### GOAL
Copy out the listing that follows, exactly, without its pictures.

### PROVIDED DATA
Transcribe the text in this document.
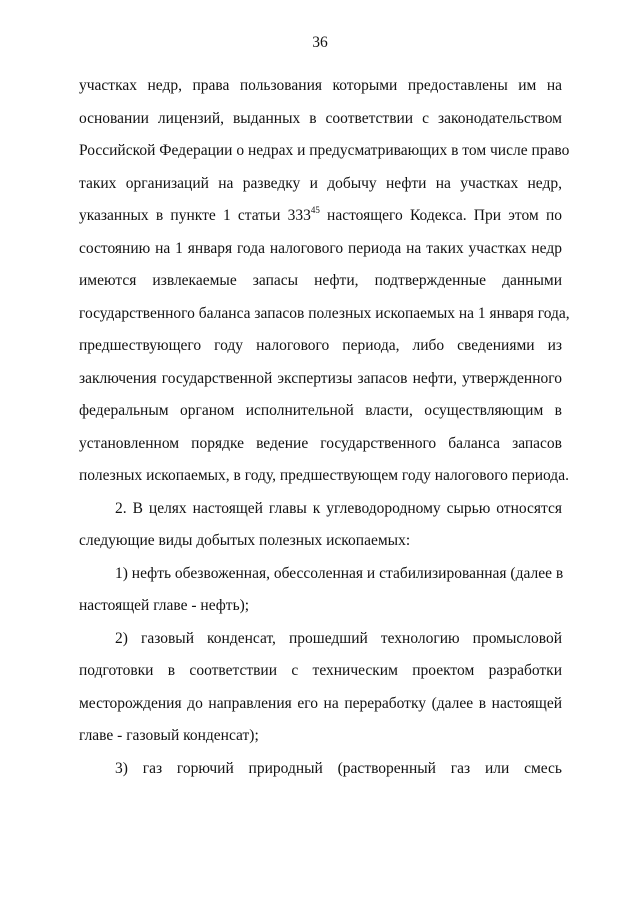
36
участках недр, права пользования которыми предоставлены им на
основании лицензий, выданных в соответствии с законодательством
Российской Федерации о недрах и предусматривающих в том числе право
таких организаций на разведку и добычу нефти на участках недр,
указанных в пункте 1 статьи $333^{45}$ настоящего Кодекса. При этом по
состоянию на 1 января года налогового периода на таких участках недр
имеются извлекаемые запасы нефти, подтвержденные данными
государственного баланса запасов полезных ископаемых на 1 января года,
предшествующего году налогового периода, либо сведениями из
заключения государственной экспертизы запасов нефти, утвержденного
федеральным органом исполнительной власти, осуществляющим в
установленном порядке ведение государственного баланса запасов
полезных ископаемых, в году, предшествующем году налогового периода.
2. В целях настоящей главы к углеводородному сырью относятся
следующие виды добытых полезных ископаемых:
1) нефть обезвоженная, обессоленная и стабилизированная (далее в
настоящей главе - нефть);
2) газовый конденсат, прошедший технологию промысловой
подготовки в соответствии с техническим проектом разработки
месторождения до направления его на переработку (далее в настоящей
главе - газовый конденсат);
3) газ горючий природный (растворенный газ или смесь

### EXERCISE SOLUTION
Transcribe the text in this document.
36
участках недр, права пользования которыми предоставлены им на
основании лицензий, выданных в соответствии с законодательством
Российской Федерации о недрах и предусматривающих в том числе право
таких организаций на разведку и добычу нефти на участках недр,
указанных в пункте 1 статьи $333^{45}$ настоящего Кодекса. При этом по
состоянию на 1 января года налогового периода на таких участках недр
имеются извлекаемые запасы нефти, подтвержденные данными
государственного баланса запасов полезных ископаемых на 1 января года,
предшествующего году налогового периода, либо сведениями из
заключения государственной экспертизы запасов нефти, утвержденного
федеральным органом исполнительной власти, осуществляющим в
установленном порядке ведение государственного баланса запасов
полезных ископаемых, в году, предшествующем году налогового периода.
2. В целях настоящей главы к углеводородному сырью относятся
следующие виды добытых полезных ископаемых:
1) нефть обезвоженная, обессоленная и стабилизированная (далее в
настоящей главе - нефть);
2) газовый конденсат, прошедший технологию промысловой
подготовки в соответствии с техническим проектом разработки
месторождения до направления его на переработку (далее в настоящей
главе - газовый конденсат);
3) газ горючий природный (растворенный газ или смесь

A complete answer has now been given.